__What needs to be done__. Transcribe the full listing exactly, and drop every picture.

__Listing__.

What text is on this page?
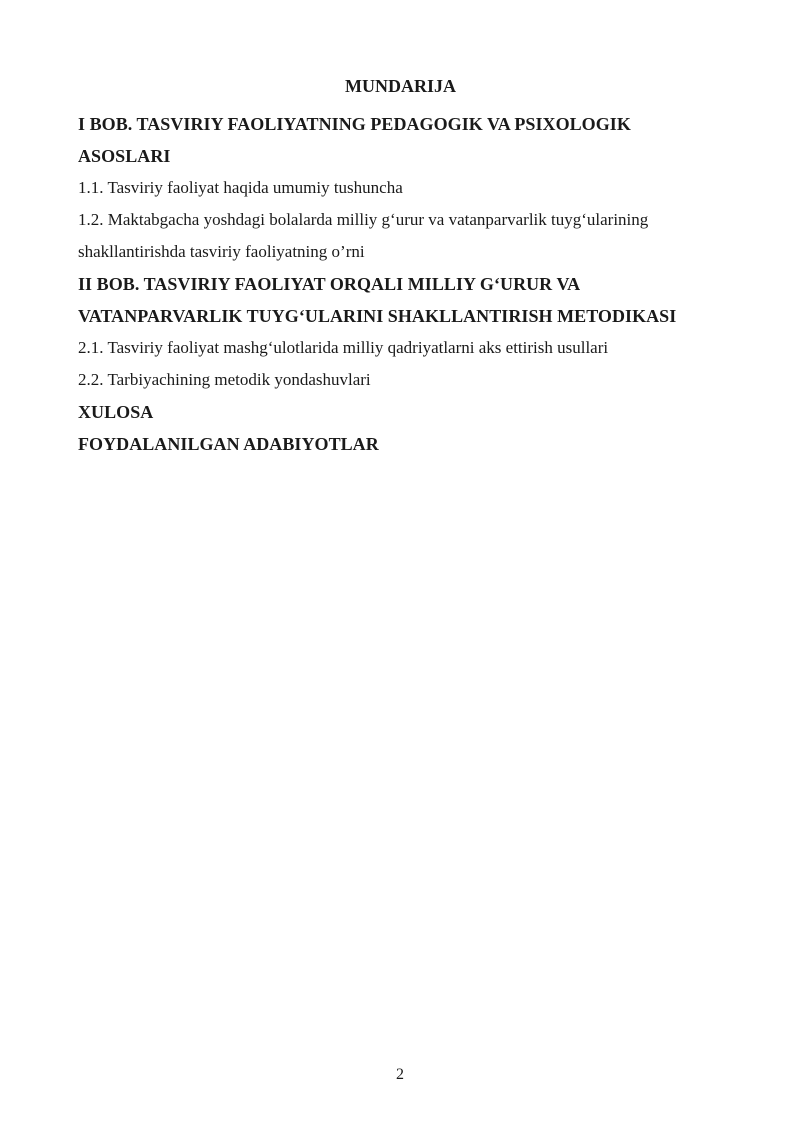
MUNDARIJA

I BOB. TASVIRIY FAOLIYATNING PEDAGOGIK VA PSIXOLOGIK

ASOSLARI

1.1. Tasviriy faoliyat haqida umumiy tushuncha

1.2. Maktabgacha yoshdagi bolalarda milliy g‘urur va vatanparvarlik tuyg‘ularining

shakllantirishda tasviriy faoliyatning o’rni

II BOB. TASVIRIY FAOLIYAT ORQALI MILLIY G‘URUR VA

VATANPARVARLIK TUYG‘ULARINI SHAKLLANTIRISH METODIKASI

2.1. Tasviriy faoliyat mashg‘ulotlarida milliy qadriyatlarni aks ettirish usullari

2.2. Tarbiyachining metodik yondashuvlari

XULOSA

FOYDALANILGAN ADABIYOTLAR

2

__Completed exercise__.
What text is on this page?
MUNDARIJA

I BOB. TASVIRIY FAOLIYATNING PEDAGOGIK VA PSIXOLOGIK

ASOSLARI

1.1. Tasviriy faoliyat haqida umumiy tushuncha

1.2. Maktabgacha yoshdagi bolalarda milliy g‘urur va vatanparvarlik tuyg‘ularining

shakllantirishda tasviriy faoliyatning o’rni

II BOB. TASVIRIY FAOLIYAT ORQALI MILLIY G‘URUR VA

VATANPARVARLIK TUYG‘ULARINI SHAKLLANTIRISH METODIKASI

2.1. Tasviriy faoliyat mashg‘ulotlarida milliy qadriyatlarni aks ettirish usullari

2.2. Tarbiyachining metodik yondashuvlari

XULOSA

FOYDALANILGAN ADABIYOTLAR

2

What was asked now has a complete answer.